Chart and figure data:
•••

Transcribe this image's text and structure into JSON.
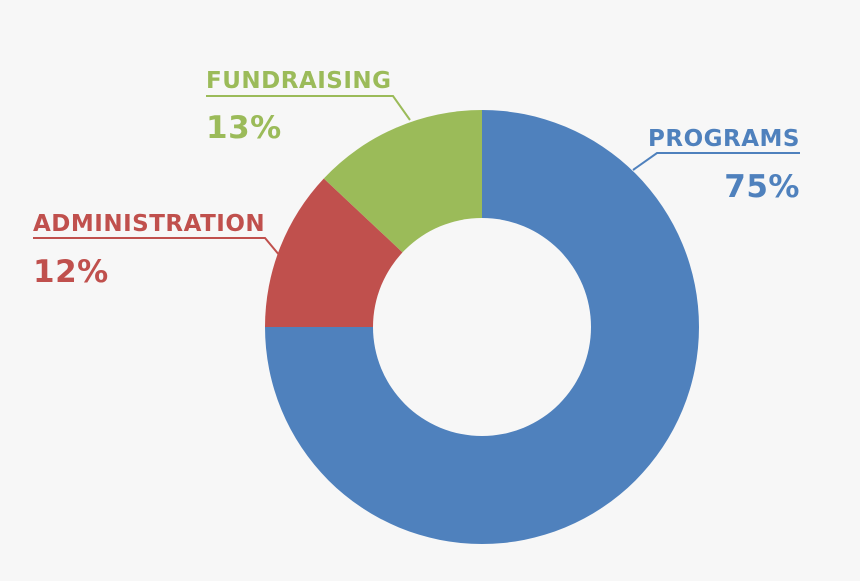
{
  "chart_data": {
    "type": "pie",
    "variant": "donut",
    "title": "",
    "legend": "none",
    "slices": [
      {
        "label": "PROGRAMS",
        "value": 75,
        "value_label": "75%",
        "color": "#4f81bd"
      },
      {
        "label": "ADMINISTRATION",
        "value": 12,
        "value_label": "12%",
        "color": "#c0504d"
      },
      {
        "label": "FUNDRAISING",
        "value": 13,
        "value_label": "13%",
        "color": "#9bbb59"
      }
    ]
  }
}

•••

## OBJECTIVE
Take the data above and repeat it exactly, leaving each picture out.

## ANSWER TO THIS TASK
Transcribe this image's text and structure into JSON.
{
  "chart_data": {
    "type": "pie",
    "variant": "donut",
    "title": "",
    "legend": "none",
    "slices": [
      {
        "label": "PROGRAMS",
        "value": 75,
        "value_label": "75%",
        "color": "#4f81bd"
      },
      {
        "label": "ADMINISTRATION",
        "value": 12,
        "value_label": "12%",
        "color": "#c0504d"
      },
      {
        "label": "FUNDRAISING",
        "value": 13,
        "value_label": "13%",
        "color": "#9bbb59"
      }
    ]
  }
}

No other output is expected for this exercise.